Items:

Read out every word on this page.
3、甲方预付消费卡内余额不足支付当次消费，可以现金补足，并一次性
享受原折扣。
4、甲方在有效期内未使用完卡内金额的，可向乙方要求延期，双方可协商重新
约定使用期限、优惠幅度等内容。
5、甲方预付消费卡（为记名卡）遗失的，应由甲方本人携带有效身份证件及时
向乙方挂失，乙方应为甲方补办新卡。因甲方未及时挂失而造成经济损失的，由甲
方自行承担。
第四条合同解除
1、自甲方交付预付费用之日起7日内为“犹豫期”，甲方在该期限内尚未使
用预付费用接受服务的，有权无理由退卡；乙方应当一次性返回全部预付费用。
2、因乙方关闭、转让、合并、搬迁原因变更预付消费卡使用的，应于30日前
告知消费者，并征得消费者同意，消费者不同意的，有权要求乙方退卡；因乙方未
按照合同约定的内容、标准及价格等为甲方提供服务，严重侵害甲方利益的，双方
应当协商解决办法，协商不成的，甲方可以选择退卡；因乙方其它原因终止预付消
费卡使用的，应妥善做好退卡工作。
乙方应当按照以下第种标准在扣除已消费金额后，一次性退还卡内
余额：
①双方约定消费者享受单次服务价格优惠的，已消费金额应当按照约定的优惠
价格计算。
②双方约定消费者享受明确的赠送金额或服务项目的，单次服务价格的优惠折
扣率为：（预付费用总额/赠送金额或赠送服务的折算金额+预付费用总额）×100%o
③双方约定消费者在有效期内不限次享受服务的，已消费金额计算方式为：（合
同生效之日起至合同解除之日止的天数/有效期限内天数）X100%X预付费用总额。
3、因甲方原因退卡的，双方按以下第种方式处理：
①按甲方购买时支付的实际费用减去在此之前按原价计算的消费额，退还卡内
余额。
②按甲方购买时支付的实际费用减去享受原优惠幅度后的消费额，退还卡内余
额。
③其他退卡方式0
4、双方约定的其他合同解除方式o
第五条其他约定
* * *
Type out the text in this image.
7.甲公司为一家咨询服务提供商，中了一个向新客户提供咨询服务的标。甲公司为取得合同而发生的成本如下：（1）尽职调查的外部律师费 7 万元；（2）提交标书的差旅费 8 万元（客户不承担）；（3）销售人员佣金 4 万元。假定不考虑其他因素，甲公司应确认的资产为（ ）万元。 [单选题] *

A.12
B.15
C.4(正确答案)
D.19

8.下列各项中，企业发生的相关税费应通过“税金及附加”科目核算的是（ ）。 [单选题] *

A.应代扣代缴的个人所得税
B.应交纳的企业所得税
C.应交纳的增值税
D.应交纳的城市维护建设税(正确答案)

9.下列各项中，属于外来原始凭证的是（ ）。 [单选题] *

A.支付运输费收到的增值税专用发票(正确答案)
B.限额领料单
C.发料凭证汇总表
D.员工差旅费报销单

Job: Look over the listing above. Pick out and copy every line that includes "this".

Exercise answer:
Read out every word on this page.
Type out the text in this image.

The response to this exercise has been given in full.